:: What to work on ::
Transcribe the material in full, exactly as written.

:: Input material ::
------------------------------------------------------------
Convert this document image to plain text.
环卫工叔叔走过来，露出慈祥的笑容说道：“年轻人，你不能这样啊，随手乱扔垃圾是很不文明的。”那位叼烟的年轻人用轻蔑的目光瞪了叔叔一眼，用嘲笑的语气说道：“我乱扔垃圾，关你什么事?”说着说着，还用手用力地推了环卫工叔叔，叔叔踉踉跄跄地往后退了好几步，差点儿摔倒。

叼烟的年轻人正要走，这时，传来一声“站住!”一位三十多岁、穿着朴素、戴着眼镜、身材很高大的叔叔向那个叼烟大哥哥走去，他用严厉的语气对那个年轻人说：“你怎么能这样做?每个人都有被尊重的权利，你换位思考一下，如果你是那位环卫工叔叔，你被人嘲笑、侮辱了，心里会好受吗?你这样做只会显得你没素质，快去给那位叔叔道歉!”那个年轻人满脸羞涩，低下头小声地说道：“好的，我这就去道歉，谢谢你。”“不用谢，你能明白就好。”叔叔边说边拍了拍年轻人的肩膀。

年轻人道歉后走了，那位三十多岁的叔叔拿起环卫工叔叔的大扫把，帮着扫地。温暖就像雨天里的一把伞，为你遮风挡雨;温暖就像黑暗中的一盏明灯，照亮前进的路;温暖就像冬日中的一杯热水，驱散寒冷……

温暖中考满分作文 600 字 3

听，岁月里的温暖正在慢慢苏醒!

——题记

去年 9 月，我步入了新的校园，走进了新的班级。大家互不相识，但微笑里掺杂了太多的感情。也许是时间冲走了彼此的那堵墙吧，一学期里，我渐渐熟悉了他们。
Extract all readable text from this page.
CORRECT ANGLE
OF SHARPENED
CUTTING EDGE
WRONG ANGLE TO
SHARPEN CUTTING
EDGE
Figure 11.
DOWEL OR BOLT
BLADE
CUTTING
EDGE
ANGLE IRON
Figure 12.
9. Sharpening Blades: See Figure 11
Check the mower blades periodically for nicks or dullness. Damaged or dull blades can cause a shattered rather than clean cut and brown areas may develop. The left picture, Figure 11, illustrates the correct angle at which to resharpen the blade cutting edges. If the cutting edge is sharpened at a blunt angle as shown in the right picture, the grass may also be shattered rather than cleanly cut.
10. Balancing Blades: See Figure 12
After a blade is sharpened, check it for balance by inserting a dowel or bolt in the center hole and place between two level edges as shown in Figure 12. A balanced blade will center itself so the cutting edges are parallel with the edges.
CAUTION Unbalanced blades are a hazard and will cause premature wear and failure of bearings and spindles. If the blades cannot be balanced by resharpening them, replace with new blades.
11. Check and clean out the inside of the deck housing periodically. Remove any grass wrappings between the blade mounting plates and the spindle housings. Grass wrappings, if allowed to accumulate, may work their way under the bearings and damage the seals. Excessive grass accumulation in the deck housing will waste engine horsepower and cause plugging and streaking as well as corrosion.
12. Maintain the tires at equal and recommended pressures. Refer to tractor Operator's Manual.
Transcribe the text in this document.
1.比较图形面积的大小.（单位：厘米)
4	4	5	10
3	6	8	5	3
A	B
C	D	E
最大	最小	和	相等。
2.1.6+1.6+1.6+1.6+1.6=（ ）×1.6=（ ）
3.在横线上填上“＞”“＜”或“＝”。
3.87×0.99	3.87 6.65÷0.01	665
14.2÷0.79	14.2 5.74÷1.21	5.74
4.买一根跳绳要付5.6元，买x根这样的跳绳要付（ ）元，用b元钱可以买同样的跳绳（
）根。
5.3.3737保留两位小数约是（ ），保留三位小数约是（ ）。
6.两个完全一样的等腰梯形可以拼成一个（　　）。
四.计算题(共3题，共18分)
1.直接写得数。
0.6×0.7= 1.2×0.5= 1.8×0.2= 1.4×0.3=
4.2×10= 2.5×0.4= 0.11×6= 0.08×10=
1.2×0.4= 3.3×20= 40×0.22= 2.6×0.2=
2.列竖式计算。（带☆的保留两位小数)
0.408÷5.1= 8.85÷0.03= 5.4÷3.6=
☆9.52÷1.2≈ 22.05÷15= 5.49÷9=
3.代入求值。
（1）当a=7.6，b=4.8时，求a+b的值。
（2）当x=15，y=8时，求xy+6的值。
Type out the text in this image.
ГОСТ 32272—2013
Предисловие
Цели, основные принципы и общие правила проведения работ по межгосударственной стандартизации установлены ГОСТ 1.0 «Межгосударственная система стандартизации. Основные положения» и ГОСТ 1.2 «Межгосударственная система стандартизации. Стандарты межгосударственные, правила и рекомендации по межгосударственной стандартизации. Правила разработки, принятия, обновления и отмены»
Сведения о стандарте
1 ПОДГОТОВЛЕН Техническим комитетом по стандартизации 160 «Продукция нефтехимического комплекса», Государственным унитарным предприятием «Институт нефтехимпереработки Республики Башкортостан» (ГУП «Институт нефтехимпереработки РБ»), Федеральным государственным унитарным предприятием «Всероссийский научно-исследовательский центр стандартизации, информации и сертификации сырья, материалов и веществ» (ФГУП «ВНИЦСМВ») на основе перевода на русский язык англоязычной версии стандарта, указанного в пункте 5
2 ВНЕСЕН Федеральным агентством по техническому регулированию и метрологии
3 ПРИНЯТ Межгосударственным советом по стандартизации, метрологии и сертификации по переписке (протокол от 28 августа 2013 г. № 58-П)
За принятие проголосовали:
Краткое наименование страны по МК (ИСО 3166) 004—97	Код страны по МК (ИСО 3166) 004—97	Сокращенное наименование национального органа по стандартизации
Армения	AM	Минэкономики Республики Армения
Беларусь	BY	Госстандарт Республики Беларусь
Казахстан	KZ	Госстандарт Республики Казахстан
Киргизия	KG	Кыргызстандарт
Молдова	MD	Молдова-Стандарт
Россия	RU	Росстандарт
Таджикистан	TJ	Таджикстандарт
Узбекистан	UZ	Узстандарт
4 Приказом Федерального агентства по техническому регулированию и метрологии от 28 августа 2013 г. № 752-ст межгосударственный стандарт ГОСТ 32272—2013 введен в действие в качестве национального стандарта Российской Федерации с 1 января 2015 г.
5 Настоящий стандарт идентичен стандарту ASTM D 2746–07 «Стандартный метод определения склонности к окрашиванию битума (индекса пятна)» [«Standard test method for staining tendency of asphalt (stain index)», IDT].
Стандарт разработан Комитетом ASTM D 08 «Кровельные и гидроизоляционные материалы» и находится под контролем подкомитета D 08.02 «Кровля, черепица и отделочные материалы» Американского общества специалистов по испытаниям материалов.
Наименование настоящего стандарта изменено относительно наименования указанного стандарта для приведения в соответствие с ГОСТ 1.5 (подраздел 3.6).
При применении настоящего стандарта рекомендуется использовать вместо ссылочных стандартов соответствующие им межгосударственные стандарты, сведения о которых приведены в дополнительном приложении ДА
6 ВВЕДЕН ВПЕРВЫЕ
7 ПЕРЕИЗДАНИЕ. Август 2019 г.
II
------------------------------------------------------------
:: Full output ::
Convert this document image to plain text.
环卫工叔叔走过来，露出慈祥的笑容说道：“年轻人，你不能这样啊，随手乱扔垃圾是很不文明的。”那位叼烟的年轻人用轻蔑的目光瞪了叔叔一眼，用嘲笑的语气说道：“我乱扔垃圾，关你什么事?”说着说着，还用手用力地推了环卫工叔叔，叔叔踉踉跄跄地往后退了好几步，差点儿摔倒。

叼烟的年轻人正要走，这时，传来一声“站住!”一位三十多岁、穿着朴素、戴着眼镜、身材很高大的叔叔向那个叼烟大哥哥走去，他用严厉的语气对那个年轻人说：“你怎么能这样做?每个人都有被尊重的权利，你换位思考一下，如果你是那位环卫工叔叔，你被人嘲笑、侮辱了，心里会好受吗?你这样做只会显得你没素质，快去给那位叔叔道歉!”那个年轻人满脸羞涩，低下头小声地说道：“好的，我这就去道歉，谢谢你。”“不用谢，你能明白就好。”叔叔边说边拍了拍年轻人的肩膀。

年轻人道歉后走了，那位三十多岁的叔叔拿起环卫工叔叔的大扫把，帮着扫地。温暖就像雨天里的一把伞，为你遮风挡雨;温暖就像黑暗中的一盏明灯，照亮前进的路;温暖就像冬日中的一杯热水，驱散寒冷……

温暖中考满分作文 600 字 3

听，岁月里的温暖正在慢慢苏醒!

——题记

去年 9 月，我步入了新的校园，走进了新的班级。大家互不相识，但微笑里掺杂了太多的感情。也许是时间冲走了彼此的那堵墙吧，一学期里，我渐渐熟悉了他们。
Extract all readable text from this page.
CORRECT ANGLE
OF SHARPENED
CUTTING EDGE
WRONG ANGLE TO
SHARPEN CUTTING
EDGE
Figure 11.
DOWEL OR BOLT
BLADE
CUTTING
EDGE
ANGLE IRON
Figure 12.
9. Sharpening Blades: See Figure 11
Check the mower blades periodically for nicks or dullness. Damaged or dull blades can cause a shattered rather than clean cut and brown areas may develop. The left picture, Figure 11, illustrates the correct angle at which to resharpen the blade cutting edges. If the cutting edge is sharpened at a blunt angle as shown in the right picture, the grass may also be shattered rather than cleanly cut.
10. Balancing Blades: See Figure 12
After a blade is sharpened, check it for balance by inserting a dowel or bolt in the center hole and place between two level edges as shown in Figure 12. A balanced blade will center itself so the cutting edges are parallel with the edges.
CAUTION Unbalanced blades are a hazard and will cause premature wear and failure of bearings and spindles. If the blades cannot be balanced by resharpening them, replace with new blades.
11. Check and clean out the inside of the deck housing periodically. Remove any grass wrappings between the blade mounting plates and the spindle housings. Grass wrappings, if allowed to accumulate, may work their way under the bearings and damage the seals. Excessive grass accumulation in the deck housing will waste engine horsepower and cause plugging and streaking as well as corrosion.
12. Maintain the tires at equal and recommended pressures. Refer to tractor Operator's Manual.
Transcribe the text in this document.
1.比较图形面积的大小.（单位：厘米)
4	4	5	10
3	6	8	5	3
A	B
C	D	E
最大	最小	和	相等。
2.1.6+1.6+1.6+1.6+1.6=（ ）×1.6=（ ）
3.在横线上填上“＞”“＜”或“＝”。
3.87×0.99	3.87 6.65÷0.01	665
14.2÷0.79	14.2 5.74÷1.21	5.74
4.买一根跳绳要付5.6元，买x根这样的跳绳要付（ ）元，用b元钱可以买同样的跳绳（
）根。
5.3.3737保留两位小数约是（ ），保留三位小数约是（ ）。
6.两个完全一样的等腰梯形可以拼成一个（　　）。
四.计算题(共3题，共18分)
1.直接写得数。
0.6×0.7= 1.2×0.5= 1.8×0.2= 1.4×0.3=
4.2×10= 2.5×0.4= 0.11×6= 0.08×10=
1.2×0.4= 3.3×20= 40×0.22= 2.6×0.2=
2.列竖式计算。（带☆的保留两位小数)
0.408÷5.1= 8.85÷0.03= 5.4÷3.6=
☆9.52÷1.2≈ 22.05÷15= 5.49÷9=
3.代入求值。
（1）当a=7.6，b=4.8时，求a+b的值。
（2）当x=15，y=8时，求xy+6的值。
Type out the text in this image.
ГОСТ 32272—2013
Предисловие
Цели, основные принципы и общие правила проведения работ по межгосударственной стандартизации установлены ГОСТ 1.0 «Межгосударственная система стандартизации. Основные положения» и ГОСТ 1.2 «Межгосударственная система стандартизации. Стандарты межгосударственные, правила и рекомендации по межгосударственной стандартизации. Правила разработки, принятия, обновления и отмены»
Сведения о стандарте
1 ПОДГОТОВЛЕН Техническим комитетом по стандартизации 160 «Продукция нефтехимического комплекса», Государственным унитарным предприятием «Институт нефтехимпереработки Республики Башкортостан» (ГУП «Институт нефтехимпереработки РБ»), Федеральным государственным унитарным предприятием «Всероссийский научно-исследовательский центр стандартизации, информации и сертификации сырья, материалов и веществ» (ФГУП «ВНИЦСМВ») на основе перевода на русский язык англоязычной версии стандарта, указанного в пункте 5
2 ВНЕСЕН Федеральным агентством по техническому регулированию и метрологии
3 ПРИНЯТ Межгосударственным советом по стандартизации, метрологии и сертификации по переписке (протокол от 28 августа 2013 г. № 58-П)
За принятие проголосовали:
Краткое наименование страны по МК (ИСО 3166) 004—97	Код страны по МК (ИСО 3166) 004—97	Сокращенное наименование национального органа по стандартизации
Армения	AM	Минэкономики Республики Армения
Беларусь	BY	Госстандарт Республики Беларусь
Казахстан	KZ	Госстандарт Республики Казахстан
Киргизия	KG	Кыргызстандарт
Молдова	MD	Молдова-Стандарт
Россия	RU	Росстандарт
Таджикистан	TJ	Таджикстандарт
Узбекистан	UZ	Узстандарт
4 Приказом Федерального агентства по техническому регулированию и метрологии от 28 августа 2013 г. № 752-ст межгосударственный стандарт ГОСТ 32272—2013 введен в действие в качестве национального стандарта Российской Федерации с 1 января 2015 г.
5 Настоящий стандарт идентичен стандарту ASTM D 2746–07 «Стандартный метод определения склонности к окрашиванию битума (индекса пятна)» [«Standard test method for staining tendency of asphalt (stain index)», IDT].
Стандарт разработан Комитетом ASTM D 08 «Кровельные и гидроизоляционные материалы» и находится под контролем подкомитета D 08.02 «Кровля, черепица и отделочные материалы» Американского общества специалистов по испытаниям материалов.
Наименование настоящего стандарта изменено относительно наименования указанного стандарта для приведения в соответствие с ГОСТ 1.5 (подраздел 3.6).
При применении настоящего стандарта рекомендуется использовать вместо ссылочных стандартов соответствующие им межгосударственные стандарты, сведения о которых приведены в дополнительном приложении ДА
6 ВВЕДЕН ВПЕРВЫЕ
7 ПЕРЕИЗДАНИЕ. Август 2019 г.
II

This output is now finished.